WHAT TO PRODUCE> Each entry below should be reproduced character for character.

Data listing
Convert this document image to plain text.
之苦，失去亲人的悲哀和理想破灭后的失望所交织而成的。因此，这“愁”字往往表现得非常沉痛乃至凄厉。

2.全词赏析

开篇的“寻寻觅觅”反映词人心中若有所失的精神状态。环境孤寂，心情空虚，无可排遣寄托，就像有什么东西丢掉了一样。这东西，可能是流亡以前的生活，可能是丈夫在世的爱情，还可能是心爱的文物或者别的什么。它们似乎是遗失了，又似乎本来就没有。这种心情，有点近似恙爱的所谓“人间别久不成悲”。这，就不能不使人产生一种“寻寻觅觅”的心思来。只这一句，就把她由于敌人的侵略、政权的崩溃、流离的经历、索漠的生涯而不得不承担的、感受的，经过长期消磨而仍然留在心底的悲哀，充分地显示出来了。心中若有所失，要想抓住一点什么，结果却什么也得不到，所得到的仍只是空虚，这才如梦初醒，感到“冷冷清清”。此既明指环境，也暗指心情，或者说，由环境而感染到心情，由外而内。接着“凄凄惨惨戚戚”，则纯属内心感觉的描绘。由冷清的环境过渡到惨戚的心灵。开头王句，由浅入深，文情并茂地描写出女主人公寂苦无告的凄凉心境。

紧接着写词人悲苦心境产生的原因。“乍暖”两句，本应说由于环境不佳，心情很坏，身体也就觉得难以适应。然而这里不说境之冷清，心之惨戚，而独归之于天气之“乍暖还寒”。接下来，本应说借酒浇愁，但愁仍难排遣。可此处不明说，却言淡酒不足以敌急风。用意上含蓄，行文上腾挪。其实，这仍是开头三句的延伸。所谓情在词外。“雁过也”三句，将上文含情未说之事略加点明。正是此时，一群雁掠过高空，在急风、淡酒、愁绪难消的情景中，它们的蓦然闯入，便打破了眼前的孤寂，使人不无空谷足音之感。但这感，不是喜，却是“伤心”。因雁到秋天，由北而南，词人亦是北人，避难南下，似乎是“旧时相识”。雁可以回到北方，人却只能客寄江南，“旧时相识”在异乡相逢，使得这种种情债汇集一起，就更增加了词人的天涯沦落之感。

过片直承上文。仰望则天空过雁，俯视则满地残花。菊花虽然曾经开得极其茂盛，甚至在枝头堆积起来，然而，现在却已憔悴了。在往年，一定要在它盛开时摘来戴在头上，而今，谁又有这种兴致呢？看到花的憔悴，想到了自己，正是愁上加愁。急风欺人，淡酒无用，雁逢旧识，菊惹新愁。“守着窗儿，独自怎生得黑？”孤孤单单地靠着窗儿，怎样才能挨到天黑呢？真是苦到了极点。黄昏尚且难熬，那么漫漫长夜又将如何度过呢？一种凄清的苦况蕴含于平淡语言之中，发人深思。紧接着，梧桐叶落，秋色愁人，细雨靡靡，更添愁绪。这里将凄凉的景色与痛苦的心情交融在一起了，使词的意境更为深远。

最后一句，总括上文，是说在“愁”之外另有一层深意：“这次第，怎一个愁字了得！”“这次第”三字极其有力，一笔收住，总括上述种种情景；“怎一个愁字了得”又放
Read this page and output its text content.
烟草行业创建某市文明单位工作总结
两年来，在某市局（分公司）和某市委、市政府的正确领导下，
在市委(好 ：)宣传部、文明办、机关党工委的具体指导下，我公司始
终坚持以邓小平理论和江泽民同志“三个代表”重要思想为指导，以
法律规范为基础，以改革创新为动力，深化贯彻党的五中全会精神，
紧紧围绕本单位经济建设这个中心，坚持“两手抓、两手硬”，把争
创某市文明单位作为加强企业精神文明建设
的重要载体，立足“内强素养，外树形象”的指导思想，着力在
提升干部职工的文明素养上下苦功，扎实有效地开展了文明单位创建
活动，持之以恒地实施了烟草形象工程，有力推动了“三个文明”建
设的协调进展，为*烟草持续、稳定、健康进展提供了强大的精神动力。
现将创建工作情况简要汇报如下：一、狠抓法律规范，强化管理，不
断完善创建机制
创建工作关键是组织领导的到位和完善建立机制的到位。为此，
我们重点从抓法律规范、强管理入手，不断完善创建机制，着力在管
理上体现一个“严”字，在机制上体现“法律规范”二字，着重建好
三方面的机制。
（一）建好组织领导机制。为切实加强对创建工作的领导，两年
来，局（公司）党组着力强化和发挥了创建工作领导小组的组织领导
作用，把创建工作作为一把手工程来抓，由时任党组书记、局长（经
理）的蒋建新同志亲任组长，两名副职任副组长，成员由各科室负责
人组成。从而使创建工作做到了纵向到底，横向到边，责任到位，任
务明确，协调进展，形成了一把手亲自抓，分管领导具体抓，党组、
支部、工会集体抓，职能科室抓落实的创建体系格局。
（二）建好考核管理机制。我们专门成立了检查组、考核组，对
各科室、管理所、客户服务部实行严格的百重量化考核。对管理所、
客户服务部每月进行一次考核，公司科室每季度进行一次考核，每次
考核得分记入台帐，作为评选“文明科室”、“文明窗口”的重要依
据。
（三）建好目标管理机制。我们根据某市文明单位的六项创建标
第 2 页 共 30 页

REPLY TO THE TASK>
Convert this document image to plain text.
之苦，失去亲人的悲哀和理想破灭后的失望所交织而成的。因此，这“愁”字往往表现得非常沉痛乃至凄厉。

2.全词赏析

开篇的“寻寻觅觅”反映词人心中若有所失的精神状态。环境孤寂，心情空虚，无可排遣寄托，就像有什么东西丢掉了一样。这东西，可能是流亡以前的生活，可能是丈夫在世的爱情，还可能是心爱的文物或者别的什么。它们似乎是遗失了，又似乎本来就没有。这种心情，有点近似恙爱的所谓“人间别久不成悲”。这，就不能不使人产生一种“寻寻觅觅”的心思来。只这一句，就把她由于敌人的侵略、政权的崩溃、流离的经历、索漠的生涯而不得不承担的、感受的，经过长期消磨而仍然留在心底的悲哀，充分地显示出来了。心中若有所失，要想抓住一点什么，结果却什么也得不到，所得到的仍只是空虚，这才如梦初醒，感到“冷冷清清”。此既明指环境，也暗指心情，或者说，由环境而感染到心情，由外而内。接着“凄凄惨惨戚戚”，则纯属内心感觉的描绘。由冷清的环境过渡到惨戚的心灵。开头王句，由浅入深，文情并茂地描写出女主人公寂苦无告的凄凉心境。

紧接着写词人悲苦心境产生的原因。“乍暖”两句，本应说由于环境不佳，心情很坏，身体也就觉得难以适应。然而这里不说境之冷清，心之惨戚，而独归之于天气之“乍暖还寒”。接下来，本应说借酒浇愁，但愁仍难排遣。可此处不明说，却言淡酒不足以敌急风。用意上含蓄，行文上腾挪。其实，这仍是开头三句的延伸。所谓情在词外。“雁过也”三句，将上文含情未说之事略加点明。正是此时，一群雁掠过高空，在急风、淡酒、愁绪难消的情景中，它们的蓦然闯入，便打破了眼前的孤寂，使人不无空谷足音之感。但这感，不是喜，却是“伤心”。因雁到秋天，由北而南，词人亦是北人，避难南下，似乎是“旧时相识”。雁可以回到北方，人却只能客寄江南，“旧时相识”在异乡相逢，使得这种种情债汇集一起，就更增加了词人的天涯沦落之感。

过片直承上文。仰望则天空过雁，俯视则满地残花。菊花虽然曾经开得极其茂盛，甚至在枝头堆积起来，然而，现在却已憔悴了。在往年，一定要在它盛开时摘来戴在头上，而今，谁又有这种兴致呢？看到花的憔悴，想到了自己，正是愁上加愁。急风欺人，淡酒无用，雁逢旧识，菊惹新愁。“守着窗儿，独自怎生得黑？”孤孤单单地靠着窗儿，怎样才能挨到天黑呢？真是苦到了极点。黄昏尚且难熬，那么漫漫长夜又将如何度过呢？一种凄清的苦况蕴含于平淡语言之中，发人深思。紧接着，梧桐叶落，秋色愁人，细雨靡靡，更添愁绪。这里将凄凉的景色与痛苦的心情交融在一起了，使词的意境更为深远。

最后一句，总括上文，是说在“愁”之外另有一层深意：“这次第，怎一个愁字了得！”“这次第”三字极其有力，一笔收住，总括上述种种情景；“怎一个愁字了得”又放
Read this page and output its text content.
烟草行业创建某市文明单位工作总结
两年来，在某市局（分公司）和某市委、市政府的正确领导下，
在市委(好 ：)宣传部、文明办、机关党工委的具体指导下，我公司始
终坚持以邓小平理论和江泽民同志“三个代表”重要思想为指导，以
法律规范为基础，以改革创新为动力，深化贯彻党的五中全会精神，
紧紧围绕本单位经济建设这个中心，坚持“两手抓、两手硬”，把争
创某市文明单位作为加强企业精神文明建设
的重要载体，立足“内强素养，外树形象”的指导思想，着力在
提升干部职工的文明素养上下苦功，扎实有效地开展了文明单位创建
活动，持之以恒地实施了烟草形象工程，有力推动了“三个文明”建
设的协调进展，为*烟草持续、稳定、健康进展提供了强大的精神动力。
现将创建工作情况简要汇报如下：一、狠抓法律规范，强化管理，不
断完善创建机制
创建工作关键是组织领导的到位和完善建立机制的到位。为此，
我们重点从抓法律规范、强管理入手，不断完善创建机制，着力在管
理上体现一个“严”字，在机制上体现“法律规范”二字，着重建好
三方面的机制。
（一）建好组织领导机制。为切实加强对创建工作的领导，两年
来，局（公司）党组着力强化和发挥了创建工作领导小组的组织领导
作用，把创建工作作为一把手工程来抓，由时任党组书记、局长（经
理）的蒋建新同志亲任组长，两名副职任副组长，成员由各科室负责
人组成。从而使创建工作做到了纵向到底，横向到边，责任到位，任
务明确，协调进展，形成了一把手亲自抓，分管领导具体抓，党组、
支部、工会集体抓，职能科室抓落实的创建体系格局。
（二）建好考核管理机制。我们专门成立了检查组、考核组，对
各科室、管理所、客户服务部实行严格的百重量化考核。对管理所、
客户服务部每月进行一次考核，公司科室每季度进行一次考核，每次
考核得分记入台帐，作为评选“文明科室”、“文明窗口”的重要依
据。
（三）建好目标管理机制。我们根据某市文明单位的六项创建标
第 2 页 共 30 页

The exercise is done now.